- **REQUIREMENTS**: Reproduce the listing word for word. Skip any image.

Excerpt from a dataset
* * * *
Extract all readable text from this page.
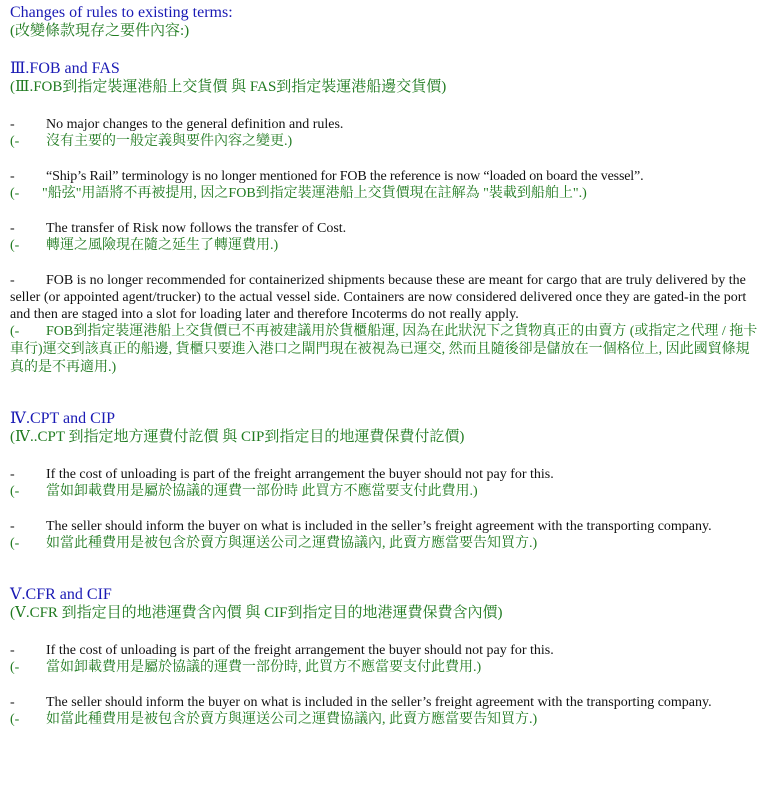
Changes of rules to existing terms:
(改變條款現存之要件內容:)
Ⅲ.FOB and FAS
(Ⅲ.FOB到指定裝運港船上交貨價 與 FAS到指定裝運港船邊交貨價)
-	No major changes to the general definition and rules.
(-	沒有主要的一般定義與要件內容之變更.)
-	“Ship’s Rail” terminology is no longer mentioned for FOB the reference is now “loaded on board the vessel”.
(-	"船弦"用語將不再被提用, 因之FOB到指定裝運港船上交貨價現在註解為 "裝載到船舶上".)
-	The transfer of Risk now follows the transfer of Cost.
(-	轉運之風險現在隨之延生了轉運費用.)
-	FOB is no longer recommended for containerized shipments because these are meant for cargo that are truly delivered by the seller (or appointed agent/trucker) to the actual vessel side. Containers are now considered delivered once they are gated-in the port and then are staged into a slot for loading later and therefore Incoterms do not really apply.
(-	FOB到指定裝運港船上交貨價已不再被建議用於貨櫃船運, 因為在此狀況下之貨物真正的由賣方 (或指定之代理 / 拖卡車行)運交到該真正的船邊, 貨櫃只要進入港口之閘門現在被視為已運交, 然而且隨後卻是儲放在一個格位上, 因此國貿條規真的是不再適用.)
Ⅳ.CPT and CIP
(Ⅳ..CPT 到指定地方運費付訖價 與 CIP到指定目的地運費保費付訖價)
-	If the cost of unloading is part of the freight arrangement the buyer should not pay for this.
(-	當如卸載費用是屬於協議的運費一部份時 此買方不應當要支付此費用.)
-	The seller should inform the buyer on what is included in the seller’s freight agreement with the transporting company.
(-	如當此種費用是被包含於賣方與運送公司之運費協議內, 此賣方應當要告知買方.)
Ⅴ.CFR and CIF
(Ⅴ.CFR 到指定目的地港運費含內價 與 CIF到指定目的地港運費保費含內價)
-	If the cost of unloading is part of the freight arrangement the buyer should not pay for this.
(-	當如卸載費用是屬於協議的運費一部份時, 此買方不應當要支付此費用.)
-	The seller should inform the buyer on what is included in the seller’s freight agreement with the transporting company.
(-	如當此種費用是被包含於賣方與運送公司之運費協議內, 此賣方應當要告知買方.)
* * * *
- **FINISHED TASK**:
Extract all readable text from this page.
Changes of rules to existing terms:
(改變條款現存之要件內容:)
Ⅲ.FOB and FAS
(Ⅲ.FOB到指定裝運港船上交貨價 與 FAS到指定裝運港船邊交貨價)
-	No major changes to the general definition and rules.
(-	沒有主要的一般定義與要件內容之變更.)
-	“Ship’s Rail” terminology is no longer mentioned for FOB the reference is now “loaded on board the vessel”.
(-	"船弦"用語將不再被提用, 因之FOB到指定裝運港船上交貨價現在註解為 "裝載到船舶上".)
-	The transfer of Risk now follows the transfer of Cost.
(-	轉運之風險現在隨之延生了轉運費用.)
-	FOB is no longer recommended for containerized shipments because these are meant for cargo that are truly delivered by the seller (or appointed agent/trucker) to the actual vessel side. Containers are now considered delivered once they are gated-in the port and then are staged into a slot for loading later and therefore Incoterms do not really apply.
(-	FOB到指定裝運港船上交貨價已不再被建議用於貨櫃船運, 因為在此狀況下之貨物真正的由賣方 (或指定之代理 / 拖卡車行)運交到該真正的船邊, 貨櫃只要進入港口之閘門現在被視為已運交, 然而且隨後卻是儲放在一個格位上, 因此國貿條規真的是不再適用.)
Ⅳ.CPT and CIP
(Ⅳ..CPT 到指定地方運費付訖價 與 CIP到指定目的地運費保費付訖價)
-	If the cost of unloading is part of the freight arrangement the buyer should not pay for this.
(-	當如卸載費用是屬於協議的運費一部份時 此買方不應當要支付此費用.)
-	The seller should inform the buyer on what is included in the seller’s freight agreement with the transporting company.
(-	如當此種費用是被包含於賣方與運送公司之運費協議內, 此賣方應當要告知買方.)
Ⅴ.CFR and CIF
(Ⅴ.CFR 到指定目的地港運費含內價 與 CIF到指定目的地港運費保費含內價)
-	If the cost of unloading is part of the freight arrangement the buyer should not pay for this.
(-	當如卸載費用是屬於協議的運費一部份時, 此買方不應當要支付此費用.)
-	The seller should inform the buyer on what is included in the seller’s freight agreement with the transporting company.
(-	如當此種費用是被包含於賣方與運送公司之運費協議內, 此賣方應當要告知買方.)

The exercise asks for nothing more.